What the task requires:
Copy out each line of the listing that has the word "Internados" in it.
----------------------------------------
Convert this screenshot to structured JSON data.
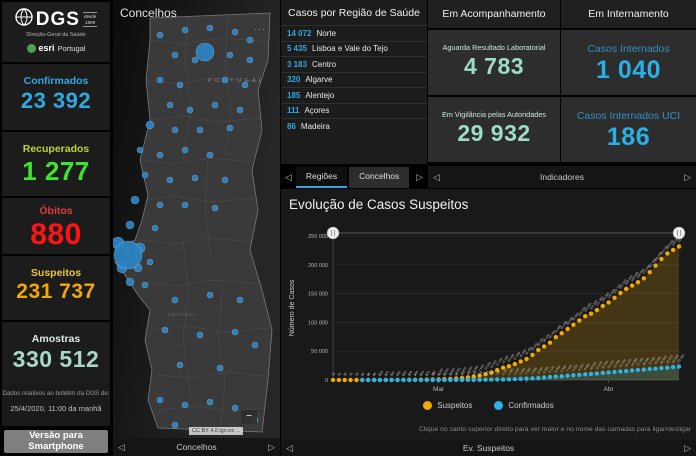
{
  "logo": {
    "org": "DGS",
    "since_line1": "desde",
    "since_line2": "1899",
    "subtitle": "Direção-Geral da Saúde",
    "partner_bold": "esri",
    "partner_rest": "Portugal"
  },
  "sidebar": {
    "stats": [
      {
        "label": "Confirmados",
        "value": "23 392",
        "label_color": "#2fa8e0",
        "value_color": "#2fa8e0"
      },
      {
        "label": "Recuperados",
        "value": "1 277",
        "label_color": "#b9d437",
        "value_color": "#3fe42c"
      },
      {
        "label": "Óbitos",
        "value": "880",
        "label_color": "#e03a3a",
        "value_color": "#ff1414"
      },
      {
        "label": "Suspeitos",
        "value": "231 737",
        "label_color": "#e8c63f",
        "value_color": "#f2a900"
      },
      {
        "label": "Amostras",
        "value": "330 512",
        "label_color": "#dfe9e5",
        "value_color": "#a6d9c6"
      }
    ],
    "footnote_line1": "Dados relativos ao boletim da DGS de:",
    "footnote_line2": "25/4/2020, 11:00 da manhã",
    "smartphone_button": "Versão para Smartphone"
  },
  "map_panel": {
    "title": "Concelhos",
    "overflow_dots": "···",
    "zoom_out_label": "−",
    "attribution": "CC BY 4.0 ign.es ...",
    "footer_label": "Concelhos",
    "country_label": "P O R T U G A L",
    "district_label": "S E T Ú B A L",
    "bubble_color": "#2c85c7",
    "bubbles": [
      [
        47,
        35,
        3
      ],
      [
        72,
        30,
        3
      ],
      [
        97,
        28,
        3
      ],
      [
        122,
        32,
        3
      ],
      [
        137,
        40,
        3
      ],
      [
        62,
        55,
        3
      ],
      [
        82,
        60,
        3
      ],
      [
        117,
        55,
        3
      ],
      [
        137,
        60,
        3
      ],
      [
        47,
        80,
        3
      ],
      [
        67,
        85,
        3
      ],
      [
        112,
        80,
        3
      ],
      [
        132,
        85,
        3
      ],
      [
        57,
        105,
        3
      ],
      [
        77,
        110,
        3
      ],
      [
        102,
        105,
        3
      ],
      [
        127,
        110,
        3
      ],
      [
        37,
        125,
        4
      ],
      [
        62,
        130,
        3
      ],
      [
        87,
        130,
        3
      ],
      [
        117,
        128,
        3
      ],
      [
        27,
        150,
        3
      ],
      [
        47,
        155,
        3
      ],
      [
        72,
        150,
        3
      ],
      [
        97,
        155,
        3
      ],
      [
        32,
        175,
        3
      ],
      [
        57,
        180,
        3
      ],
      [
        82,
        178,
        3
      ],
      [
        112,
        180,
        3
      ],
      [
        22,
        200,
        4
      ],
      [
        47,
        205,
        3
      ],
      [
        72,
        205,
        3
      ],
      [
        102,
        208,
        3
      ],
      [
        17,
        225,
        4
      ],
      [
        42,
        228,
        3
      ],
      [
        62,
        300,
        3
      ],
      [
        97,
        295,
        3
      ],
      [
        127,
        300,
        3
      ],
      [
        52,
        330,
        3
      ],
      [
        87,
        335,
        3
      ],
      [
        122,
        332,
        3
      ],
      [
        67,
        365,
        3
      ],
      [
        107,
        368,
        3
      ],
      [
        142,
        345,
        3
      ],
      [
        47,
        400,
        3
      ],
      [
        72,
        405,
        3
      ],
      [
        97,
        402,
        3
      ],
      [
        122,
        408,
        3
      ],
      [
        142,
        420,
        3
      ],
      [
        62,
        425,
        3
      ],
      [
        5,
        243,
        6
      ],
      [
        27,
        248,
        5
      ],
      [
        9,
        268,
        5
      ],
      [
        25,
        268,
        4
      ],
      [
        37,
        262,
        3
      ],
      [
        17,
        282,
        4
      ],
      [
        32,
        285,
        3
      ],
      [
        92,
        52,
        9
      ],
      [
        15,
        255,
        14
      ]
    ]
  },
  "regions_panel": {
    "title": "Casos por Região de Saúde",
    "value_color": "#2fa8e0",
    "rows": [
      {
        "value": "14 072",
        "name": "Norte"
      },
      {
        "value": "5 435",
        "name": "Lisboa e Vale do Tejo"
      },
      {
        "value": "3 183",
        "name": "Centro"
      },
      {
        "value": "320",
        "name": "Algarve"
      },
      {
        "value": "185",
        "name": "Alentejo"
      },
      {
        "value": "111",
        "name": "Açores"
      },
      {
        "value": "86",
        "name": "Madeira"
      }
    ],
    "tabs": [
      {
        "label": "Regiões",
        "active": true
      },
      {
        "label": "Concelhos",
        "active": false
      }
    ]
  },
  "monitoring_panel": {
    "title": "Em Acompanhamento",
    "label_color": "#cfe6db",
    "value_color": "#9ddcc6",
    "cards": [
      {
        "label": "Aguarda Resultado Laboratorial",
        "value": "4 783"
      },
      {
        "label": "Em Vigilância pelas Autoridades",
        "value": "29 932"
      }
    ]
  },
  "hospital_panel": {
    "title": "Em Internamento",
    "label_color": "#3390c2",
    "value_color": "#29b0e8",
    "cards": [
      {
        "label": "Casos Internados",
        "value": "1 040"
      },
      {
        "label": "Casos Internados UCI",
        "value": "186"
      }
    ]
  },
  "indicators_bar": {
    "label": "Indicadores"
  },
  "chart_panel": {
    "title": "Evolução de Casos Suspeitos",
    "hint": "Clique no canto superior direito para ver maior e no nome das camadas para ligar/desligar",
    "footer_label": "Ev. Suspeitos"
  },
  "nav_arrows": {
    "left": "◁",
    "right": "▷"
  },
  "chart_data": {
    "type": "line",
    "title": "Evolução de Casos Suspeitos",
    "xlabel": "",
    "ylabel": "Número de Casos",
    "ylim": [
      0,
      250000
    ],
    "grid": true,
    "legend_position": "bottom",
    "y_ticks": [
      "0",
      "50 000",
      "100 000",
      "150 000",
      "200 000",
      "250 000"
    ],
    "x_ticks": [
      {
        "index": 18,
        "label": "Mar"
      },
      {
        "index": 33,
        "label": ""
      },
      {
        "index": 47,
        "label": "Abr"
      }
    ],
    "series": [
      {
        "name": "Suspeitos",
        "color": "#f2a900",
        "fill": "rgba(242,169,0,0.20)",
        "values": [
          25,
          31,
          38,
          46,
          59,
          70,
          83,
          95,
          108,
          121,
          141,
          180,
          230,
          300,
          390,
          510,
          670,
          880,
          1150,
          1510,
          1980,
          2600,
          3400,
          4450,
          5830,
          7640,
          10000,
          13100,
          17200,
          21380,
          23920,
          27600,
          32200,
          36400,
          43500,
          52000,
          58400,
          64700,
          74300,
          81200,
          88600,
          95900,
          103400,
          110800,
          115100,
          121300,
          128400,
          134600,
          142700,
          151300,
          158200,
          163900,
          169800,
          176500,
          187400,
          198600,
          210100,
          219800,
          225900,
          231737
        ]
      },
      {
        "name": "Confirmados",
        "color": "#2ab4e8",
        "fill": "rgba(42,180,232,0.18)",
        "values": [
          null,
          null,
          null,
          null,
          null,
          0,
          0,
          0,
          0,
          0,
          0,
          0,
          0,
          2,
          2,
          5,
          8,
          13,
          21,
          30,
          41,
          59,
          112,
          169,
          245,
          331,
          448,
          642,
          785,
          1020,
          1280,
          1600,
          2060,
          2362,
          2995,
          3544,
          4268,
          5170,
          5962,
          6408,
          7443,
          8251,
          9034,
          9886,
          10524,
          11278,
          12442,
          13141,
          13956,
          14760,
          15472,
          16585,
          17448,
          18091,
          19022,
          19685,
          20863,
          21379,
          22353,
          23392
        ]
      }
    ]
  }
}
----------------------------------------
Final answer:
        "label": "Casos Internados",
        "label": "Casos Internados UCI",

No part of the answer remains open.